* Begin *

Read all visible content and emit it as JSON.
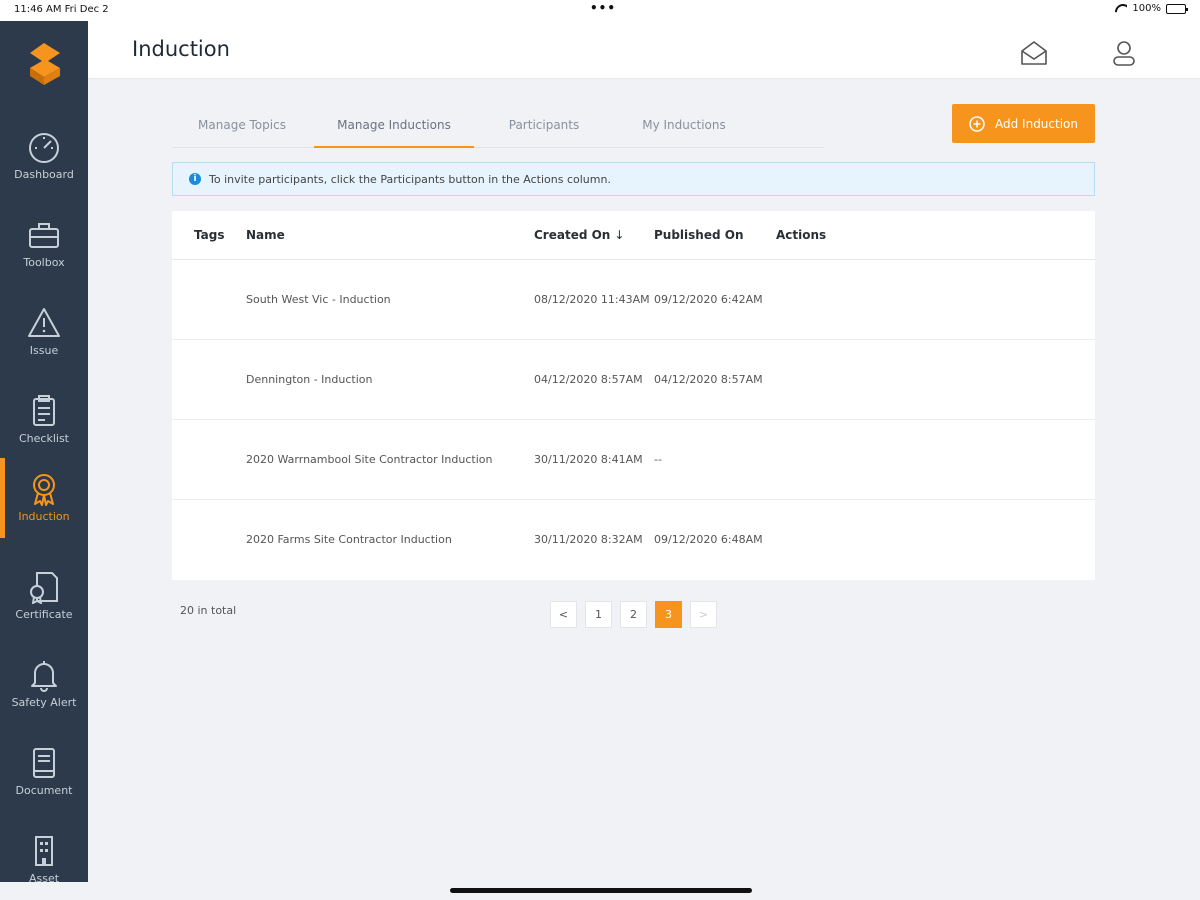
{
  "status_bar": {
    "time": "11:46 AM  Fri Dec 2",
    "dots": "•••",
    "battery": "100%"
  },
  "sidebar": {
    "items": [
      {
        "label": "Dashboard",
        "icon": "gauge-icon"
      },
      {
        "label": "Toolbox",
        "icon": "toolbox-icon"
      },
      {
        "label": "Issue",
        "icon": "warning-icon"
      },
      {
        "label": "Checklist",
        "icon": "clipboard-icon"
      },
      {
        "label": "Induction",
        "icon": "award-icon",
        "active": true
      },
      {
        "label": "Certificate",
        "icon": "certificate-icon"
      },
      {
        "label": "Safety Alert",
        "icon": "bell-icon"
      },
      {
        "label": "Document",
        "icon": "book-icon"
      },
      {
        "label": "Asset",
        "icon": "building-icon"
      }
    ]
  },
  "header": {
    "title": "Induction"
  },
  "tabs": [
    {
      "label": "Manage Topics"
    },
    {
      "label": "Manage Inductions",
      "active": true
    },
    {
      "label": "Participants"
    },
    {
      "label": "My Inductions"
    }
  ],
  "add_button": {
    "label": "Add Induction"
  },
  "info": {
    "text": "To invite participants, click the Participants button in the Actions column."
  },
  "table": {
    "headers": {
      "tags": "Tags",
      "name": "Name",
      "created": "Created On",
      "sort": "↓",
      "published": "Published On",
      "actions": "Actions"
    },
    "rows": [
      {
        "tags": "",
        "name": "South West Vic - Induction",
        "created": "08/12/2020 11:43AM",
        "published": "09/12/2020 6:42AM"
      },
      {
        "tags": "",
        "name": "Dennington - Induction",
        "created": "04/12/2020 8:57AM",
        "published": "04/12/2020 8:57AM"
      },
      {
        "tags": "",
        "name": "2020 Warrnambool Site Contractor Induction",
        "created": "30/11/2020 8:41AM",
        "published": "--"
      },
      {
        "tags": "",
        "name": "2020 Farms Site Contractor Induction",
        "created": "30/11/2020 8:32AM",
        "published": "09/12/2020 6:48AM"
      }
    ]
  },
  "pagination": {
    "total": "20 in total",
    "prev": "<",
    "pages": [
      "1",
      "2",
      "3"
    ],
    "current": "3",
    "next": ">"
  },
  "colors": {
    "accent": "#f7941d",
    "sidebar": "#2c3a4b",
    "info": "#1a8ce0"
  }
}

* End *

[SET TASK]: Repeat all of the entries word for word, but omit the pictures.

[CORRECT ANSWER]:
Read all visible content and emit it as JSON.
{
  "status_bar": {
    "time": "11:46 AM  Fri Dec 2",
    "dots": "•••",
    "battery": "100%"
  },
  "sidebar": {
    "items": [
      {
        "label": "Dashboard",
        "icon": "gauge-icon"
      },
      {
        "label": "Toolbox",
        "icon": "toolbox-icon"
      },
      {
        "label": "Issue",
        "icon": "warning-icon"
      },
      {
        "label": "Checklist",
        "icon": "clipboard-icon"
      },
      {
        "label": "Induction",
        "icon": "award-icon",
        "active": true
      },
      {
        "label": "Certificate",
        "icon": "certificate-icon"
      },
      {
        "label": "Safety Alert",
        "icon": "bell-icon"
      },
      {
        "label": "Document",
        "icon": "book-icon"
      },
      {
        "label": "Asset",
        "icon": "building-icon"
      }
    ]
  },
  "header": {
    "title": "Induction"
  },
  "tabs": [
    {
      "label": "Manage Topics"
    },
    {
      "label": "Manage Inductions",
      "active": true
    },
    {
      "label": "Participants"
    },
    {
      "label": "My Inductions"
    }
  ],
  "add_button": {
    "label": "Add Induction"
  },
  "info": {
    "text": "To invite participants, click the Participants button in the Actions column."
  },
  "table": {
    "headers": {
      "tags": "Tags",
      "name": "Name",
      "created": "Created On",
      "sort": "↓",
      "published": "Published On",
      "actions": "Actions"
    },
    "rows": [
      {
        "tags": "",
        "name": "South West Vic - Induction",
        "created": "08/12/2020 11:43AM",
        "published": "09/12/2020 6:42AM"
      },
      {
        "tags": "",
        "name": "Dennington - Induction",
        "created": "04/12/2020 8:57AM",
        "published": "04/12/2020 8:57AM"
      },
      {
        "tags": "",
        "name": "2020 Warrnambool Site Contractor Induction",
        "created": "30/11/2020 8:41AM",
        "published": "--"
      },
      {
        "tags": "",
        "name": "2020 Farms Site Contractor Induction",
        "created": "30/11/2020 8:32AM",
        "published": "09/12/2020 6:48AM"
      }
    ]
  },
  "pagination": {
    "total": "20 in total",
    "prev": "<",
    "pages": [
      "1",
      "2",
      "3"
    ],
    "current": "3",
    "next": ">"
  },
  "colors": {
    "accent": "#f7941d",
    "sidebar": "#2c3a4b",
    "info": "#1a8ce0"
  }
}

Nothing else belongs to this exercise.